__Goal of the exercise__.
Give the data again exactly as written, skipping any pictures.

— Start —

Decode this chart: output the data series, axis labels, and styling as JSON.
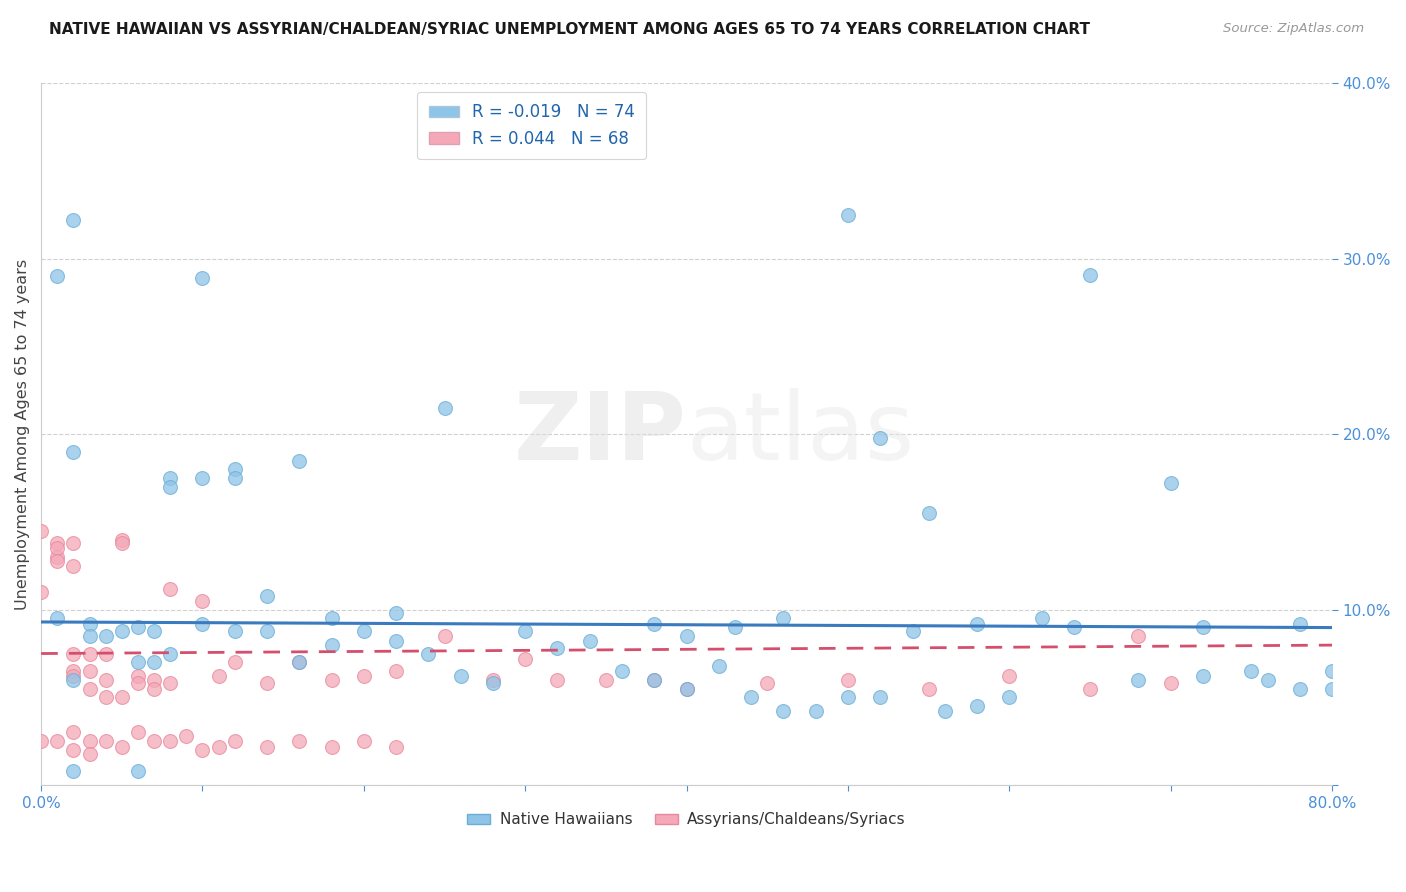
{
  "title": "NATIVE HAWAIIAN VS ASSYRIAN/CHALDEAN/SYRIAC UNEMPLOYMENT AMONG AGES 65 TO 74 YEARS CORRELATION CHART",
  "source": "Source: ZipAtlas.com",
  "ylabel": "Unemployment Among Ages 65 to 74 years",
  "xlim": [
    0.0,
    0.8
  ],
  "ylim": [
    0.0,
    0.4
  ],
  "xticks": [
    0.0,
    0.1,
    0.2,
    0.3,
    0.4,
    0.5,
    0.6,
    0.7,
    0.8
  ],
  "xticklabels": [
    "0.0%",
    "",
    "",
    "",
    "",
    "",
    "",
    "",
    "80.0%"
  ],
  "yticks": [
    0.0,
    0.1,
    0.2,
    0.3,
    0.4
  ],
  "yticklabels": [
    "",
    "10.0%",
    "20.0%",
    "30.0%",
    "40.0%"
  ],
  "blue_color": "#8ec4e8",
  "pink_color": "#f4a8b8",
  "blue_edge_color": "#6aadd5",
  "pink_edge_color": "#e8889a",
  "blue_line_color": "#3a7abf",
  "pink_line_color": "#d44f6e",
  "R_blue": -0.019,
  "N_blue": 74,
  "R_pink": 0.044,
  "N_pink": 68,
  "legend_label_blue": "Native Hawaiians",
  "legend_label_pink": "Assyrians/Chaldeans/Syriacs",
  "blue_x": [
    0.02,
    0.01,
    0.1,
    0.02,
    0.08,
    0.01,
    0.03,
    0.03,
    0.06,
    0.08,
    0.12,
    0.1,
    0.14,
    0.05,
    0.07,
    0.07,
    0.22,
    0.25,
    0.18,
    0.38,
    0.4,
    0.43,
    0.46,
    0.5,
    0.52,
    0.55,
    0.58,
    0.62,
    0.65,
    0.7,
    0.72,
    0.75,
    0.78,
    0.8,
    0.02,
    0.04,
    0.06,
    0.08,
    0.1,
    0.12,
    0.14,
    0.16,
    0.18,
    0.2,
    0.22,
    0.24,
    0.26,
    0.28,
    0.3,
    0.32,
    0.34,
    0.36,
    0.38,
    0.4,
    0.42,
    0.44,
    0.46,
    0.48,
    0.5,
    0.52,
    0.54,
    0.56,
    0.58,
    0.6,
    0.64,
    0.68,
    0.72,
    0.76,
    0.78,
    0.8,
    0.02,
    0.06,
    0.12,
    0.16
  ],
  "blue_y": [
    0.322,
    0.29,
    0.289,
    0.19,
    0.175,
    0.095,
    0.092,
    0.085,
    0.09,
    0.17,
    0.18,
    0.175,
    0.108,
    0.088,
    0.088,
    0.07,
    0.098,
    0.215,
    0.095,
    0.092,
    0.085,
    0.09,
    0.095,
    0.325,
    0.198,
    0.155,
    0.092,
    0.095,
    0.291,
    0.172,
    0.09,
    0.065,
    0.092,
    0.065,
    0.06,
    0.085,
    0.07,
    0.075,
    0.092,
    0.088,
    0.088,
    0.07,
    0.08,
    0.088,
    0.082,
    0.075,
    0.062,
    0.058,
    0.088,
    0.078,
    0.082,
    0.065,
    0.06,
    0.055,
    0.068,
    0.05,
    0.042,
    0.042,
    0.05,
    0.05,
    0.088,
    0.042,
    0.045,
    0.05,
    0.09,
    0.06,
    0.062,
    0.06,
    0.055,
    0.055,
    0.008,
    0.008,
    0.175,
    0.185
  ],
  "pink_x": [
    0.0,
    0.0,
    0.01,
    0.01,
    0.01,
    0.01,
    0.02,
    0.02,
    0.02,
    0.02,
    0.02,
    0.03,
    0.03,
    0.03,
    0.04,
    0.04,
    0.04,
    0.05,
    0.05,
    0.05,
    0.06,
    0.06,
    0.07,
    0.07,
    0.08,
    0.08,
    0.1,
    0.11,
    0.12,
    0.14,
    0.16,
    0.18,
    0.2,
    0.22,
    0.25,
    0.28,
    0.3,
    0.32,
    0.35,
    0.38,
    0.4,
    0.45,
    0.5,
    0.55,
    0.6,
    0.65,
    0.68,
    0.7,
    0.0,
    0.01,
    0.02,
    0.02,
    0.03,
    0.03,
    0.04,
    0.05,
    0.06,
    0.07,
    0.08,
    0.09,
    0.1,
    0.11,
    0.12,
    0.14,
    0.16,
    0.18,
    0.2,
    0.22
  ],
  "pink_y": [
    0.145,
    0.11,
    0.138,
    0.13,
    0.135,
    0.128,
    0.138,
    0.125,
    0.075,
    0.065,
    0.062,
    0.075,
    0.065,
    0.055,
    0.075,
    0.06,
    0.05,
    0.14,
    0.138,
    0.05,
    0.062,
    0.058,
    0.06,
    0.055,
    0.112,
    0.058,
    0.105,
    0.062,
    0.07,
    0.058,
    0.07,
    0.06,
    0.062,
    0.065,
    0.085,
    0.06,
    0.072,
    0.06,
    0.06,
    0.06,
    0.055,
    0.058,
    0.06,
    0.055,
    0.062,
    0.055,
    0.085,
    0.058,
    0.025,
    0.025,
    0.03,
    0.02,
    0.025,
    0.018,
    0.025,
    0.022,
    0.03,
    0.025,
    0.025,
    0.028,
    0.02,
    0.022,
    0.025,
    0.022,
    0.025,
    0.022,
    0.025,
    0.022
  ],
  "watermark_zip": "ZIP",
  "watermark_atlas": "atlas",
  "background_color": "#ffffff",
  "grid_color": "#d0d0d0",
  "tick_color": "#4a90d9",
  "axis_color": "#cccccc"
}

— End —

__Solved exercise__.
Decode this chart: output the data series, axis labels, and styling as JSON.
{
  "title": "NATIVE HAWAIIAN VS ASSYRIAN/CHALDEAN/SYRIAC UNEMPLOYMENT AMONG AGES 65 TO 74 YEARS CORRELATION CHART",
  "source": "Source: ZipAtlas.com",
  "ylabel": "Unemployment Among Ages 65 to 74 years",
  "xlim": [
    0.0,
    0.8
  ],
  "ylim": [
    0.0,
    0.4
  ],
  "xticks": [
    0.0,
    0.1,
    0.2,
    0.3,
    0.4,
    0.5,
    0.6,
    0.7,
    0.8
  ],
  "xticklabels": [
    "0.0%",
    "",
    "",
    "",
    "",
    "",
    "",
    "",
    "80.0%"
  ],
  "yticks": [
    0.0,
    0.1,
    0.2,
    0.3,
    0.4
  ],
  "yticklabels": [
    "",
    "10.0%",
    "20.0%",
    "30.0%",
    "40.0%"
  ],
  "blue_color": "#8ec4e8",
  "pink_color": "#f4a8b8",
  "blue_edge_color": "#6aadd5",
  "pink_edge_color": "#e8889a",
  "blue_line_color": "#3a7abf",
  "pink_line_color": "#d44f6e",
  "R_blue": -0.019,
  "N_blue": 74,
  "R_pink": 0.044,
  "N_pink": 68,
  "legend_label_blue": "Native Hawaiians",
  "legend_label_pink": "Assyrians/Chaldeans/Syriacs",
  "blue_x": [
    0.02,
    0.01,
    0.1,
    0.02,
    0.08,
    0.01,
    0.03,
    0.03,
    0.06,
    0.08,
    0.12,
    0.1,
    0.14,
    0.05,
    0.07,
    0.07,
    0.22,
    0.25,
    0.18,
    0.38,
    0.4,
    0.43,
    0.46,
    0.5,
    0.52,
    0.55,
    0.58,
    0.62,
    0.65,
    0.7,
    0.72,
    0.75,
    0.78,
    0.8,
    0.02,
    0.04,
    0.06,
    0.08,
    0.1,
    0.12,
    0.14,
    0.16,
    0.18,
    0.2,
    0.22,
    0.24,
    0.26,
    0.28,
    0.3,
    0.32,
    0.34,
    0.36,
    0.38,
    0.4,
    0.42,
    0.44,
    0.46,
    0.48,
    0.5,
    0.52,
    0.54,
    0.56,
    0.58,
    0.6,
    0.64,
    0.68,
    0.72,
    0.76,
    0.78,
    0.8,
    0.02,
    0.06,
    0.12,
    0.16
  ],
  "blue_y": [
    0.322,
    0.29,
    0.289,
    0.19,
    0.175,
    0.095,
    0.092,
    0.085,
    0.09,
    0.17,
    0.18,
    0.175,
    0.108,
    0.088,
    0.088,
    0.07,
    0.098,
    0.215,
    0.095,
    0.092,
    0.085,
    0.09,
    0.095,
    0.325,
    0.198,
    0.155,
    0.092,
    0.095,
    0.291,
    0.172,
    0.09,
    0.065,
    0.092,
    0.065,
    0.06,
    0.085,
    0.07,
    0.075,
    0.092,
    0.088,
    0.088,
    0.07,
    0.08,
    0.088,
    0.082,
    0.075,
    0.062,
    0.058,
    0.088,
    0.078,
    0.082,
    0.065,
    0.06,
    0.055,
    0.068,
    0.05,
    0.042,
    0.042,
    0.05,
    0.05,
    0.088,
    0.042,
    0.045,
    0.05,
    0.09,
    0.06,
    0.062,
    0.06,
    0.055,
    0.055,
    0.008,
    0.008,
    0.175,
    0.185
  ],
  "pink_x": [
    0.0,
    0.0,
    0.01,
    0.01,
    0.01,
    0.01,
    0.02,
    0.02,
    0.02,
    0.02,
    0.02,
    0.03,
    0.03,
    0.03,
    0.04,
    0.04,
    0.04,
    0.05,
    0.05,
    0.05,
    0.06,
    0.06,
    0.07,
    0.07,
    0.08,
    0.08,
    0.1,
    0.11,
    0.12,
    0.14,
    0.16,
    0.18,
    0.2,
    0.22,
    0.25,
    0.28,
    0.3,
    0.32,
    0.35,
    0.38,
    0.4,
    0.45,
    0.5,
    0.55,
    0.6,
    0.65,
    0.68,
    0.7,
    0.0,
    0.01,
    0.02,
    0.02,
    0.03,
    0.03,
    0.04,
    0.05,
    0.06,
    0.07,
    0.08,
    0.09,
    0.1,
    0.11,
    0.12,
    0.14,
    0.16,
    0.18,
    0.2,
    0.22
  ],
  "pink_y": [
    0.145,
    0.11,
    0.138,
    0.13,
    0.135,
    0.128,
    0.138,
    0.125,
    0.075,
    0.065,
    0.062,
    0.075,
    0.065,
    0.055,
    0.075,
    0.06,
    0.05,
    0.14,
    0.138,
    0.05,
    0.062,
    0.058,
    0.06,
    0.055,
    0.112,
    0.058,
    0.105,
    0.062,
    0.07,
    0.058,
    0.07,
    0.06,
    0.062,
    0.065,
    0.085,
    0.06,
    0.072,
    0.06,
    0.06,
    0.06,
    0.055,
    0.058,
    0.06,
    0.055,
    0.062,
    0.055,
    0.085,
    0.058,
    0.025,
    0.025,
    0.03,
    0.02,
    0.025,
    0.018,
    0.025,
    0.022,
    0.03,
    0.025,
    0.025,
    0.028,
    0.02,
    0.022,
    0.025,
    0.022,
    0.025,
    0.022,
    0.025,
    0.022
  ],
  "watermark_zip": "ZIP",
  "watermark_atlas": "atlas",
  "background_color": "#ffffff",
  "grid_color": "#d0d0d0",
  "tick_color": "#4a90d9",
  "axis_color": "#cccccc"
}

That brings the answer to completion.